INPUT DATA:
:::::

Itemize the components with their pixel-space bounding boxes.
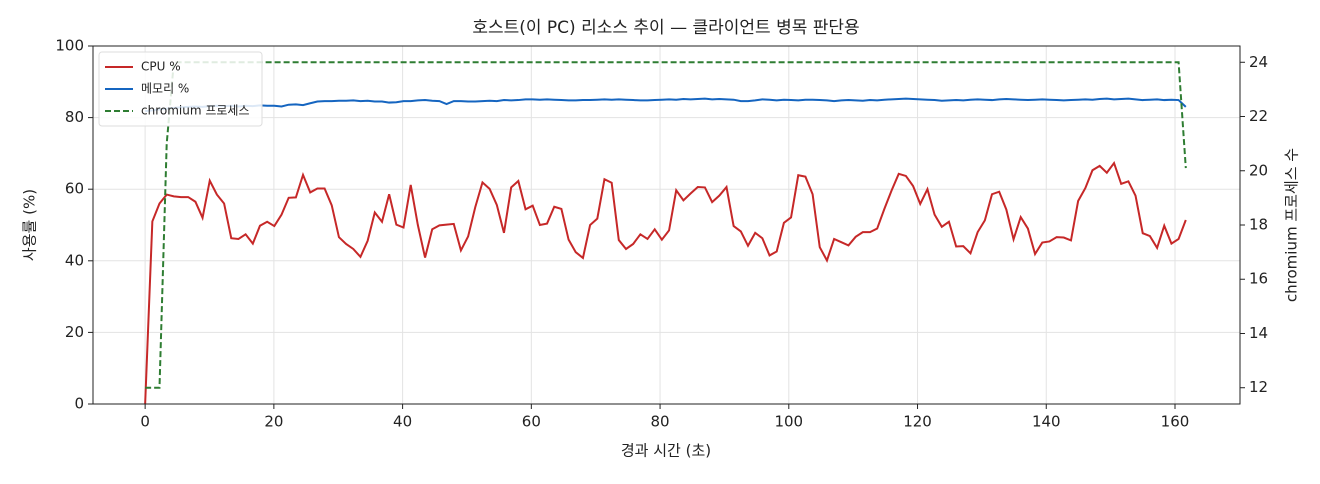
y2-tick-label: 16 [1249, 270, 1268, 288]
y-tick-label: 100 [55, 37, 84, 55]
data-line [145, 61, 1187, 389]
x-axis-label: 경과 시간 (초) [621, 442, 711, 460]
x-tick-label: 20 [264, 413, 283, 431]
y-tick-label: 60 [65, 180, 84, 198]
y2-tick-label: 24 [1249, 53, 1268, 71]
y-tick-label: 40 [65, 251, 84, 269]
x-tick-label: 140 [1032, 413, 1061, 431]
data-line [144, 160, 1187, 405]
legend-label: 메모리 % [141, 82, 189, 96]
legend-label: CPU % [141, 60, 181, 74]
x-tick-label: 40 [393, 413, 412, 431]
y2-tick-label: 18 [1249, 216, 1268, 234]
y2-tick-label: 12 [1249, 378, 1268, 396]
x-tick-label: 80 [651, 413, 670, 431]
y2-tick-label: 22 [1249, 107, 1268, 125]
x-tick-label: 0 [140, 413, 150, 431]
legend-label: chromium 프로세스 [141, 104, 250, 118]
y2-tick-label: 14 [1249, 324, 1268, 342]
y-axis-label: 사용률 (%) [21, 189, 39, 261]
legend-box [98, 51, 263, 127]
y-tick-label: 0 [74, 395, 84, 413]
y2-tick-label: 20 [1249, 161, 1268, 179]
y2-axis-label: chromium 프로세스 수 [1283, 148, 1301, 302]
x-tick-label: 60 [522, 413, 541, 431]
x-tick-label: 120 [903, 413, 932, 431]
y-tick-label: 20 [65, 323, 84, 341]
x-tick-label: 100 [774, 413, 803, 431]
y-tick-label: 80 [65, 108, 84, 126]
chart-title: 호스트(이 PC) 리소스 추이 — 클라이언트 병목 판단용 [472, 18, 859, 38]
plot-frame [92, 45, 1241, 405]
x-tick-label: 160 [1161, 413, 1190, 431]
data-line [145, 97, 1187, 113]
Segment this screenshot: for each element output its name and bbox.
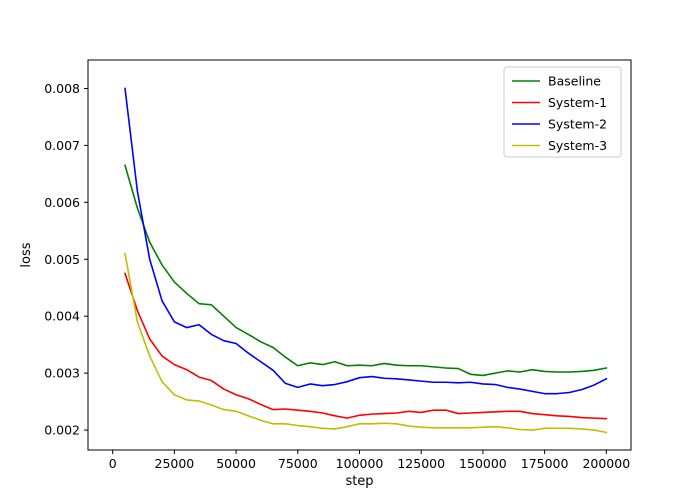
y-tick-label: 0.003 xyxy=(44,366,80,381)
series-layer xyxy=(124,87,608,434)
legend-label-system-1: System-1 xyxy=(548,95,607,110)
y-tick-label: 0.004 xyxy=(44,309,80,324)
x-tick-label: 50000 xyxy=(216,456,256,471)
y-tick-label: 0.006 xyxy=(44,195,80,210)
series-line-system-1 xyxy=(124,272,608,420)
y-tick-label: 0.005 xyxy=(44,252,80,267)
y-tick-label: 0.008 xyxy=(44,81,80,96)
x-axis-label: step xyxy=(345,474,373,489)
y-axis-ticks: 0.002 0.003 0.004 0.005 0.006 0.007 0.008 xyxy=(44,81,88,438)
legend-label-system-3: System-3 xyxy=(548,138,607,153)
legend-box xyxy=(503,66,622,158)
y-tick-label: 0.007 xyxy=(44,138,80,153)
series-line-baseline xyxy=(124,164,608,377)
legend-label-system-2: System-2 xyxy=(548,117,607,132)
legend-label-baseline: Baseline xyxy=(548,74,601,89)
x-tick-label: 175000 xyxy=(521,456,569,471)
series-line-system-2 xyxy=(124,87,608,395)
y-axis-label: loss xyxy=(19,242,34,267)
x-axis-ticks: 0 25000 50000 75000 100000 125000 150000 175000… xyxy=(109,450,630,471)
x-tick-label: 150000 xyxy=(459,456,507,471)
y-tick-label: 0.002 xyxy=(44,423,80,438)
series-line-system-3 xyxy=(124,252,608,434)
x-tick-label: 25000 xyxy=(155,456,195,471)
x-tick-label: 100000 xyxy=(336,456,384,471)
legend: Baseline System-1 System-2 System-3 xyxy=(503,66,622,158)
x-tick-label: 0 xyxy=(109,456,117,471)
x-tick-label: 125000 xyxy=(397,456,445,471)
x-tick-label: 75000 xyxy=(278,456,318,471)
x-tick-label: 200000 xyxy=(582,456,630,471)
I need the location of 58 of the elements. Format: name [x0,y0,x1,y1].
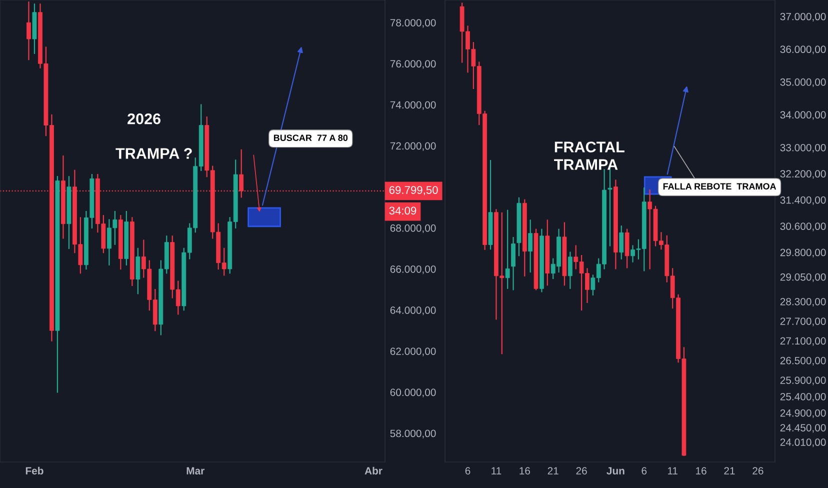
y-tick-label: 33.000,00 [780,144,826,153]
annotation: FRACTAL TRAMPA [554,142,624,170]
y-tick-label: 26.500,00 [780,356,826,366]
x-tick-label: 11 [492,467,502,474]
x-tick-label: 16 [696,467,706,475]
candlestick [619,226,624,260]
y-tick-label: 78.000,00 [390,19,436,28]
x-tick-label: 21 [548,467,558,474]
y-tick-label: 76.000,00 [390,60,436,69]
y-tick-label: 24.900,00 [780,409,826,418]
x-tick-label: 21 [724,467,735,474]
x-tick-label: Mar [186,467,204,475]
text: 34:09 [389,206,416,215]
candlestick [511,237,516,290]
candlestick [528,220,533,273]
x-tick-label: Abr [364,466,382,475]
y-tick-label: 74.000,00 [390,101,436,110]
candlestick [624,228,630,268]
candlestick [568,252,572,289]
y-tick-label: 25.900,00 [780,376,826,386]
x-tick-label: 6 [465,467,470,475]
y-tick-label: 29.800,00 [780,248,826,258]
candlestick [505,210,510,289]
x-tick-label: 6 [642,467,647,475]
x-tick-label: 11 [668,467,678,474]
annotation: TRAMPA ? [116,148,192,159]
y-tick-label: 27.100,00 [780,337,826,346]
y-tick-label: 37.000,00 [780,12,826,22]
y-tick-label: 64.000,00 [390,306,436,316]
y-tick-label: 24.450,00 [780,424,826,433]
annotation: 2026 [128,113,160,124]
annotation: FALLA REBOTE TRAMOA [663,183,776,190]
y-tick-label: 32.200,00 [780,170,826,179]
y-tick-label: 66.000,00 [390,265,436,274]
y-tick-label: 28.300,00 [780,298,826,307]
x-tick-label: 26 [752,467,764,475]
candlestick [26,2,31,60]
y-tick-label: 25.400,00 [780,392,826,402]
y-tick-label: 27.700,00 [780,318,826,326]
y-tick-label: 34.000,00 [780,111,826,120]
y-tick-label: 30.600,00 [780,222,826,232]
x-tick-label: Feb [26,466,44,475]
x-tick-label: 16 [520,467,530,475]
y-tick-label: 36.000,00 [780,46,826,54]
y-tick-label: 58.000,00 [390,430,436,438]
y-tick-label: 31.400,00 [780,196,826,205]
y-tick-label: 62.000,00 [390,348,436,356]
x-tick-label: Jun [606,467,624,475]
y-tick-label: 72.000,00 [390,142,436,151]
y-tick-label: 35.000,00 [780,78,826,88]
y-tick-label: 68.000,00 [390,224,436,234]
x-tick-label: 26 [576,467,587,475]
ref-line-label: 69.799,50 [389,186,438,196]
y-tick-label: 60.000,00 [390,388,436,398]
annotation: BUSCAR 77 A 80 [274,134,348,142]
y-tick-label: 24.010,00 [780,438,826,448]
y-tick-label: 29.050,00 [780,273,826,282]
candlestick [136,248,140,294]
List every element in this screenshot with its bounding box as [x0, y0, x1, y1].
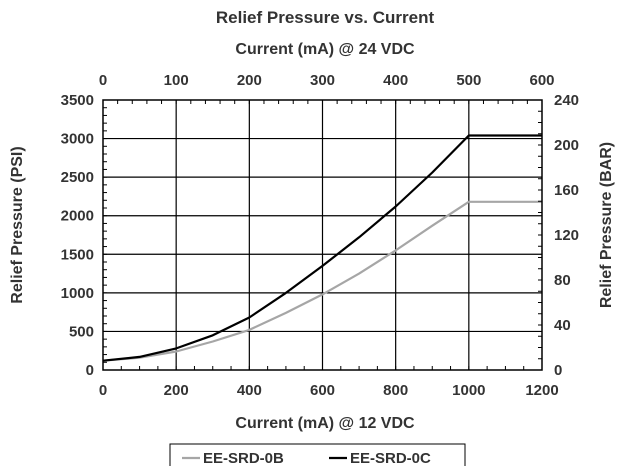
- x-tick-label: 400: [237, 382, 262, 399]
- y2-tick-label: 160: [554, 182, 579, 199]
- y-tick-label: 500: [69, 323, 94, 340]
- x2-tick-label: 600: [529, 72, 554, 89]
- y-tick-label: 2000: [61, 208, 94, 225]
- y-tick-label: 0: [86, 362, 94, 379]
- x2-tick-label: 200: [237, 72, 262, 89]
- y-tick-label: 2500: [61, 169, 94, 186]
- chart-title: Relief Pressure vs. Current: [216, 8, 435, 27]
- y-tick-label: 3000: [61, 131, 94, 148]
- x-tick-label: 0: [99, 382, 107, 399]
- legend-label: EE-SRD-0B: [203, 450, 284, 466]
- x2-axis-title: Current (mA) @ 24 VDC: [235, 41, 415, 58]
- x-tick-label: 1000: [452, 382, 485, 399]
- x-tick-label: 1200: [525, 382, 558, 399]
- y-tick-label: 1000: [61, 285, 94, 302]
- x2-tick-label: 500: [456, 72, 481, 89]
- x-tick-label: 600: [310, 382, 335, 399]
- series-layer: [102, 134, 542, 362]
- x2-tick-label: 100: [164, 72, 189, 89]
- x-axis-title: Current (mA) @ 12 VDC: [235, 415, 415, 432]
- x2-tick-label: 0: [99, 72, 107, 89]
- legend-label: EE-SRD-0C: [350, 450, 431, 466]
- y2-tick-label: 200: [554, 137, 579, 154]
- grid: [103, 100, 542, 370]
- x-tick-label: 200: [164, 382, 189, 399]
- series-line-ee-srd-0c: [102, 134, 542, 362]
- y-tick-label: 3500: [61, 92, 94, 109]
- y2-tick-label: 120: [554, 227, 579, 244]
- y2-tick-label: 40: [554, 317, 571, 334]
- x2-tick-label: 300: [310, 72, 335, 89]
- y-axis-title: Relief Pressure (PSI): [9, 146, 26, 303]
- legend: EE-SRD-0B EE-SRD-0C: [169, 443, 466, 471]
- x2-tick-label: 400: [383, 72, 408, 89]
- y2-tick-label: 80: [554, 272, 571, 289]
- y-tick-label: 1500: [61, 246, 94, 263]
- y2-axis-title: Relief Pressure (BAR): [598, 142, 615, 308]
- series-line-ee-srd-0b: [102, 200, 542, 362]
- plot-frame: [102, 99, 543, 371]
- y2-tick-label: 240: [554, 92, 579, 109]
- y2-tick-label: 0: [554, 362, 562, 379]
- x-tick-label: 800: [383, 382, 408, 399]
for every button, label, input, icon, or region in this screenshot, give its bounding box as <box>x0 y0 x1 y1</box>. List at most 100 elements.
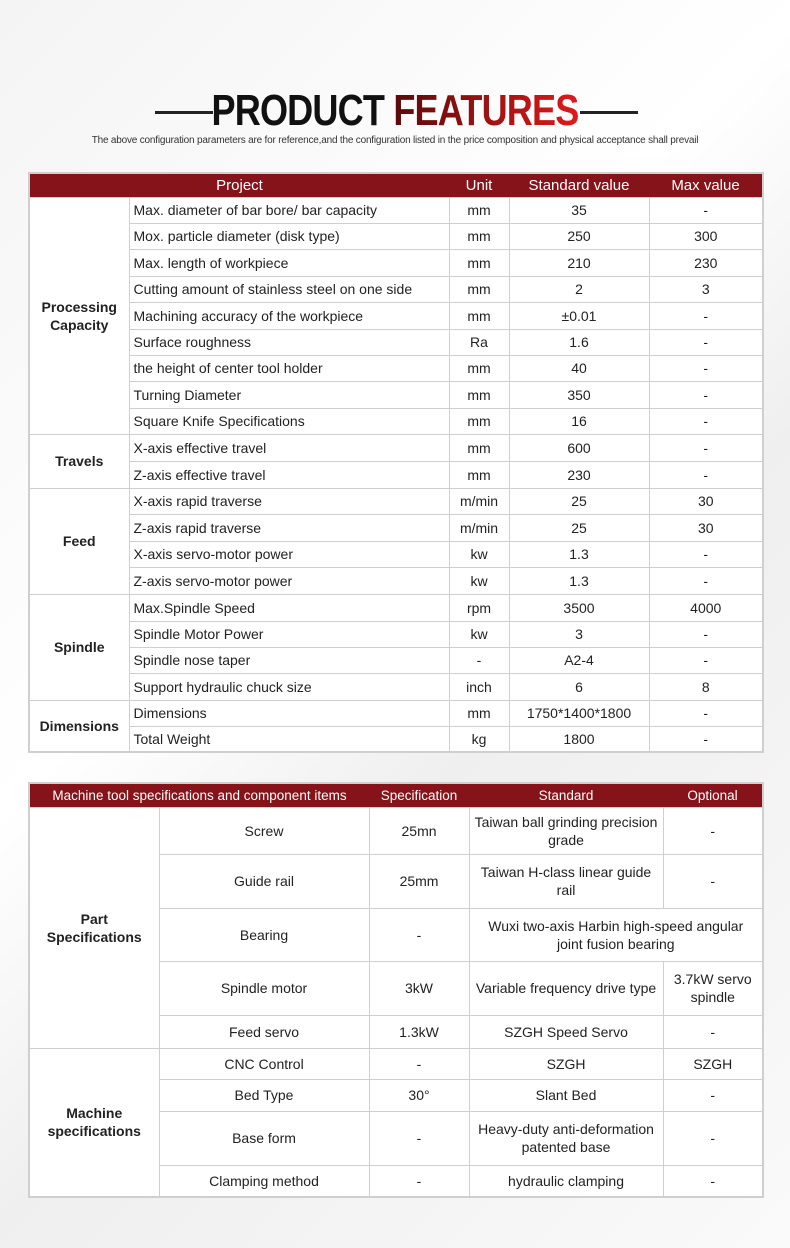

:::::

Copy out everything from the line with "y-tick-label: 33.000,00 [780,144,826,153]" down to the line with "candlestick [528,220,533,273]", swapping "candlestick" for "candle-bar" and leaving all else as it stands.

y-tick-label: 33.000,00 [780,144,826,153]
annotation: FRACTAL TRAMPA [554,142,624,170]
y-tick-label: 26.500,00 [780,356,826,366]
x-tick-label: 11 [492,467,502,474]
x-tick-label: 16 [696,467,706,475]
candle-bar [619,226,624,260]
y-tick-label: 78.000,00 [390,19,436,28]
x-tick-label: 21 [548,467,558,474]
y-tick-label: 76.000,00 [390,60,436,69]
y-tick-label: 24.900,00 [780,409,826,418]
x-tick-label: 21 [724,467,735,474]
x-tick-label: Mar [186,467,204,475]
text: 34:09 [389,206,416,215]
candle-bar [511,237,516,290]
candle-bar [528,220,533,273]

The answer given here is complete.